- [GOAL] Below are records to transcribe exactly, without their pictures.

- [INFORMATION GIVEN]
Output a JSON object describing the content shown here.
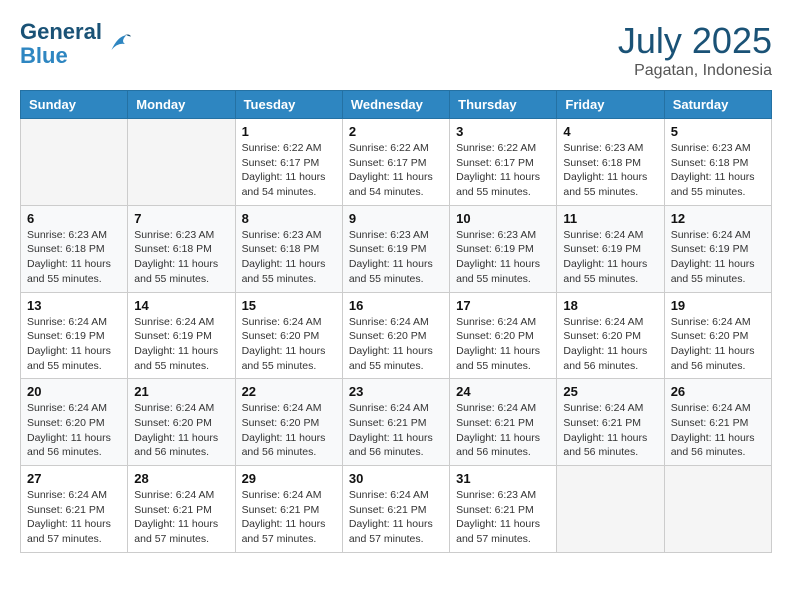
{
  "header": {
    "logo_line1": "General",
    "logo_line2": "Blue",
    "month": "July 2025",
    "location": "Pagatan, Indonesia"
  },
  "days_of_week": [
    "Sunday",
    "Monday",
    "Tuesday",
    "Wednesday",
    "Thursday",
    "Friday",
    "Saturday"
  ],
  "weeks": [
    [
      {
        "day": "",
        "info": ""
      },
      {
        "day": "",
        "info": ""
      },
      {
        "day": "1",
        "info": "Sunrise: 6:22 AM\nSunset: 6:17 PM\nDaylight: 11 hours and 54 minutes."
      },
      {
        "day": "2",
        "info": "Sunrise: 6:22 AM\nSunset: 6:17 PM\nDaylight: 11 hours and 54 minutes."
      },
      {
        "day": "3",
        "info": "Sunrise: 6:22 AM\nSunset: 6:17 PM\nDaylight: 11 hours and 55 minutes."
      },
      {
        "day": "4",
        "info": "Sunrise: 6:23 AM\nSunset: 6:18 PM\nDaylight: 11 hours and 55 minutes."
      },
      {
        "day": "5",
        "info": "Sunrise: 6:23 AM\nSunset: 6:18 PM\nDaylight: 11 hours and 55 minutes."
      }
    ],
    [
      {
        "day": "6",
        "info": "Sunrise: 6:23 AM\nSunset: 6:18 PM\nDaylight: 11 hours and 55 minutes."
      },
      {
        "day": "7",
        "info": "Sunrise: 6:23 AM\nSunset: 6:18 PM\nDaylight: 11 hours and 55 minutes."
      },
      {
        "day": "8",
        "info": "Sunrise: 6:23 AM\nSunset: 6:18 PM\nDaylight: 11 hours and 55 minutes."
      },
      {
        "day": "9",
        "info": "Sunrise: 6:23 AM\nSunset: 6:19 PM\nDaylight: 11 hours and 55 minutes."
      },
      {
        "day": "10",
        "info": "Sunrise: 6:23 AM\nSunset: 6:19 PM\nDaylight: 11 hours and 55 minutes."
      },
      {
        "day": "11",
        "info": "Sunrise: 6:24 AM\nSunset: 6:19 PM\nDaylight: 11 hours and 55 minutes."
      },
      {
        "day": "12",
        "info": "Sunrise: 6:24 AM\nSunset: 6:19 PM\nDaylight: 11 hours and 55 minutes."
      }
    ],
    [
      {
        "day": "13",
        "info": "Sunrise: 6:24 AM\nSunset: 6:19 PM\nDaylight: 11 hours and 55 minutes."
      },
      {
        "day": "14",
        "info": "Sunrise: 6:24 AM\nSunset: 6:19 PM\nDaylight: 11 hours and 55 minutes."
      },
      {
        "day": "15",
        "info": "Sunrise: 6:24 AM\nSunset: 6:20 PM\nDaylight: 11 hours and 55 minutes."
      },
      {
        "day": "16",
        "info": "Sunrise: 6:24 AM\nSunset: 6:20 PM\nDaylight: 11 hours and 55 minutes."
      },
      {
        "day": "17",
        "info": "Sunrise: 6:24 AM\nSunset: 6:20 PM\nDaylight: 11 hours and 55 minutes."
      },
      {
        "day": "18",
        "info": "Sunrise: 6:24 AM\nSunset: 6:20 PM\nDaylight: 11 hours and 56 minutes."
      },
      {
        "day": "19",
        "info": "Sunrise: 6:24 AM\nSunset: 6:20 PM\nDaylight: 11 hours and 56 minutes."
      }
    ],
    [
      {
        "day": "20",
        "info": "Sunrise: 6:24 AM\nSunset: 6:20 PM\nDaylight: 11 hours and 56 minutes."
      },
      {
        "day": "21",
        "info": "Sunrise: 6:24 AM\nSunset: 6:20 PM\nDaylight: 11 hours and 56 minutes."
      },
      {
        "day": "22",
        "info": "Sunrise: 6:24 AM\nSunset: 6:20 PM\nDaylight: 11 hours and 56 minutes."
      },
      {
        "day": "23",
        "info": "Sunrise: 6:24 AM\nSunset: 6:21 PM\nDaylight: 11 hours and 56 minutes."
      },
      {
        "day": "24",
        "info": "Sunrise: 6:24 AM\nSunset: 6:21 PM\nDaylight: 11 hours and 56 minutes."
      },
      {
        "day": "25",
        "info": "Sunrise: 6:24 AM\nSunset: 6:21 PM\nDaylight: 11 hours and 56 minutes."
      },
      {
        "day": "26",
        "info": "Sunrise: 6:24 AM\nSunset: 6:21 PM\nDaylight: 11 hours and 56 minutes."
      }
    ],
    [
      {
        "day": "27",
        "info": "Sunrise: 6:24 AM\nSunset: 6:21 PM\nDaylight: 11 hours and 57 minutes."
      },
      {
        "day": "28",
        "info": "Sunrise: 6:24 AM\nSunset: 6:21 PM\nDaylight: 11 hours and 57 minutes."
      },
      {
        "day": "29",
        "info": "Sunrise: 6:24 AM\nSunset: 6:21 PM\nDaylight: 11 hours and 57 minutes."
      },
      {
        "day": "30",
        "info": "Sunrise: 6:24 AM\nSunset: 6:21 PM\nDaylight: 11 hours and 57 minutes."
      },
      {
        "day": "31",
        "info": "Sunrise: 6:23 AM\nSunset: 6:21 PM\nDaylight: 11 hours and 57 minutes."
      },
      {
        "day": "",
        "info": ""
      },
      {
        "day": "",
        "info": ""
      }
    ]
  ]
}
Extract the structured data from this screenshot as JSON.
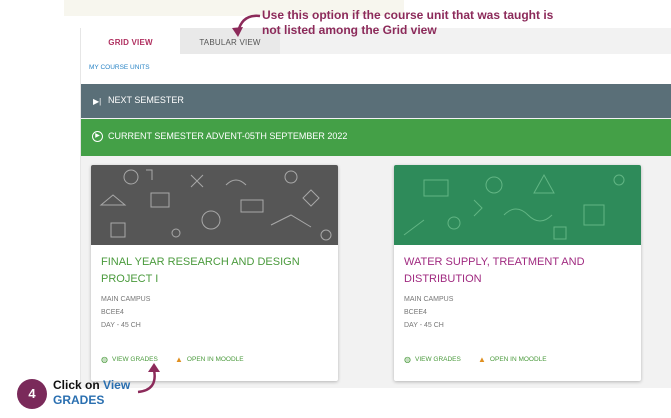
{
  "tabs": {
    "active": "GRID VIEW",
    "inactive": "TABULAR VIEW"
  },
  "breadcrumb": "MY COURSE UNITS",
  "next_semester": "NEXT SEMESTER",
  "current_semester": "CURRENT SEMESTER ADVENT-05TH SEPTEMBER 2022",
  "cards": [
    {
      "title": "FINAL YEAR RESEARCH AND DESIGN PROJECT I",
      "campus": "MAIN CAMPUS",
      "code": "BCEE4",
      "session": "DAY - 45 CH",
      "view_grades": "VIEW GRADES",
      "open_moodle": "OPEN IN MOODLE"
    },
    {
      "title": "WATER SUPPLY, TREATMENT AND DISTRIBUTION",
      "campus": "MAIN CAMPUS",
      "code": "BCEE4",
      "session": "DAY - 45 CH",
      "view_grades": "VIEW GRADES",
      "open_moodle": "OPEN IN MOODLE"
    }
  ],
  "annotations": {
    "top_note": "Use this option if the course unit that was taught is not listed among the Grid view",
    "step_number": "4",
    "step_click": "Click on",
    "step_view": "View",
    "step_grades": "GRADES"
  },
  "colors": {
    "accent": "#b03060",
    "next_bar": "#5a6f78",
    "current_bar": "#44a047",
    "title_green": "#4a9a3c",
    "title_purple": "#a02a80",
    "annotation": "#8c2a5a"
  }
}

- [REPLY]
Output a JSON object describing the content shown here.
{
  "header": {
    "logo_line1": "General",
    "logo_line2": "Blue",
    "month": "July 2025",
    "location": "Pagatan, Indonesia"
  },
  "days_of_week": [
    "Sunday",
    "Monday",
    "Tuesday",
    "Wednesday",
    "Thursday",
    "Friday",
    "Saturday"
  ],
  "weeks": [
    [
      {
        "day": "",
        "info": ""
      },
      {
        "day": "",
        "info": ""
      },
      {
        "day": "1",
        "info": "Sunrise: 6:22 AM\nSunset: 6:17 PM\nDaylight: 11 hours and 54 minutes."
      },
      {
        "day": "2",
        "info": "Sunrise: 6:22 AM\nSunset: 6:17 PM\nDaylight: 11 hours and 54 minutes."
      },
      {
        "day": "3",
        "info": "Sunrise: 6:22 AM\nSunset: 6:17 PM\nDaylight: 11 hours and 55 minutes."
      },
      {
        "day": "4",
        "info": "Sunrise: 6:23 AM\nSunset: 6:18 PM\nDaylight: 11 hours and 55 minutes."
      },
      {
        "day": "5",
        "info": "Sunrise: 6:23 AM\nSunset: 6:18 PM\nDaylight: 11 hours and 55 minutes."
      }
    ],
    [
      {
        "day": "6",
        "info": "Sunrise: 6:23 AM\nSunset: 6:18 PM\nDaylight: 11 hours and 55 minutes."
      },
      {
        "day": "7",
        "info": "Sunrise: 6:23 AM\nSunset: 6:18 PM\nDaylight: 11 hours and 55 minutes."
      },
      {
        "day": "8",
        "info": "Sunrise: 6:23 AM\nSunset: 6:18 PM\nDaylight: 11 hours and 55 minutes."
      },
      {
        "day": "9",
        "info": "Sunrise: 6:23 AM\nSunset: 6:19 PM\nDaylight: 11 hours and 55 minutes."
      },
      {
        "day": "10",
        "info": "Sunrise: 6:23 AM\nSunset: 6:19 PM\nDaylight: 11 hours and 55 minutes."
      },
      {
        "day": "11",
        "info": "Sunrise: 6:24 AM\nSunset: 6:19 PM\nDaylight: 11 hours and 55 minutes."
      },
      {
        "day": "12",
        "info": "Sunrise: 6:24 AM\nSunset: 6:19 PM\nDaylight: 11 hours and 55 minutes."
      }
    ],
    [
      {
        "day": "13",
        "info": "Sunrise: 6:24 AM\nSunset: 6:19 PM\nDaylight: 11 hours and 55 minutes."
      },
      {
        "day": "14",
        "info": "Sunrise: 6:24 AM\nSunset: 6:19 PM\nDaylight: 11 hours and 55 minutes."
      },
      {
        "day": "15",
        "info": "Sunrise: 6:24 AM\nSunset: 6:20 PM\nDaylight: 11 hours and 55 minutes."
      },
      {
        "day": "16",
        "info": "Sunrise: 6:24 AM\nSunset: 6:20 PM\nDaylight: 11 hours and 55 minutes."
      },
      {
        "day": "17",
        "info": "Sunrise: 6:24 AM\nSunset: 6:20 PM\nDaylight: 11 hours and 55 minutes."
      },
      {
        "day": "18",
        "info": "Sunrise: 6:24 AM\nSunset: 6:20 PM\nDaylight: 11 hours and 56 minutes."
      },
      {
        "day": "19",
        "info": "Sunrise: 6:24 AM\nSunset: 6:20 PM\nDaylight: 11 hours and 56 minutes."
      }
    ],
    [
      {
        "day": "20",
        "info": "Sunrise: 6:24 AM\nSunset: 6:20 PM\nDaylight: 11 hours and 56 minutes."
      },
      {
        "day": "21",
        "info": "Sunrise: 6:24 AM\nSunset: 6:20 PM\nDaylight: 11 hours and 56 minutes."
      },
      {
        "day": "22",
        "info": "Sunrise: 6:24 AM\nSunset: 6:20 PM\nDaylight: 11 hours and 56 minutes."
      },
      {
        "day": "23",
        "info": "Sunrise: 6:24 AM\nSunset: 6:21 PM\nDaylight: 11 hours and 56 minutes."
      },
      {
        "day": "24",
        "info": "Sunrise: 6:24 AM\nSunset: 6:21 PM\nDaylight: 11 hours and 56 minutes."
      },
      {
        "day": "25",
        "info": "Sunrise: 6:24 AM\nSunset: 6:21 PM\nDaylight: 11 hours and 56 minutes."
      },
      {
        "day": "26",
        "info": "Sunrise: 6:24 AM\nSunset: 6:21 PM\nDaylight: 11 hours and 56 minutes."
      }
    ],
    [
      {
        "day": "27",
        "info": "Sunrise: 6:24 AM\nSunset: 6:21 PM\nDaylight: 11 hours and 57 minutes."
      },
      {
        "day": "28",
        "info": "Sunrise: 6:24 AM\nSunset: 6:21 PM\nDaylight: 11 hours and 57 minutes."
      },
      {
        "day": "29",
        "info": "Sunrise: 6:24 AM\nSunset: 6:21 PM\nDaylight: 11 hours and 57 minutes."
      },
      {
        "day": "30",
        "info": "Sunrise: 6:24 AM\nSunset: 6:21 PM\nDaylight: 11 hours and 57 minutes."
      },
      {
        "day": "31",
        "info": "Sunrise: 6:23 AM\nSunset: 6:21 PM\nDaylight: 11 hours and 57 minutes."
      },
      {
        "day": "",
        "info": ""
      },
      {
        "day": "",
        "info": ""
      }
    ]
  ]
}
Extract the structured data from this screenshot as JSON.
{
  "tabs": {
    "active": "GRID VIEW",
    "inactive": "TABULAR VIEW"
  },
  "breadcrumb": "MY COURSE UNITS",
  "next_semester": "NEXT SEMESTER",
  "current_semester": "CURRENT SEMESTER ADVENT-05TH SEPTEMBER 2022",
  "cards": [
    {
      "title": "FINAL YEAR RESEARCH AND DESIGN PROJECT I",
      "campus": "MAIN CAMPUS",
      "code": "BCEE4",
      "session": "DAY - 45 CH",
      "view_grades": "VIEW GRADES",
      "open_moodle": "OPEN IN MOODLE"
    },
    {
      "title": "WATER SUPPLY, TREATMENT AND DISTRIBUTION",
      "campus": "MAIN CAMPUS",
      "code": "BCEE4",
      "session": "DAY - 45 CH",
      "view_grades": "VIEW GRADES",
      "open_moodle": "OPEN IN MOODLE"
    }
  ],
  "annotations": {
    "top_note": "Use this option if the course unit that was taught is not listed among the Grid view",
    "step_number": "4",
    "step_click": "Click on",
    "step_view": "View",
    "step_grades": "GRADES"
  },
  "colors": {
    "accent": "#b03060",
    "next_bar": "#5a6f78",
    "current_bar": "#44a047",
    "title_green": "#4a9a3c",
    "title_purple": "#a02a80",
    "annotation": "#8c2a5a"
  }
}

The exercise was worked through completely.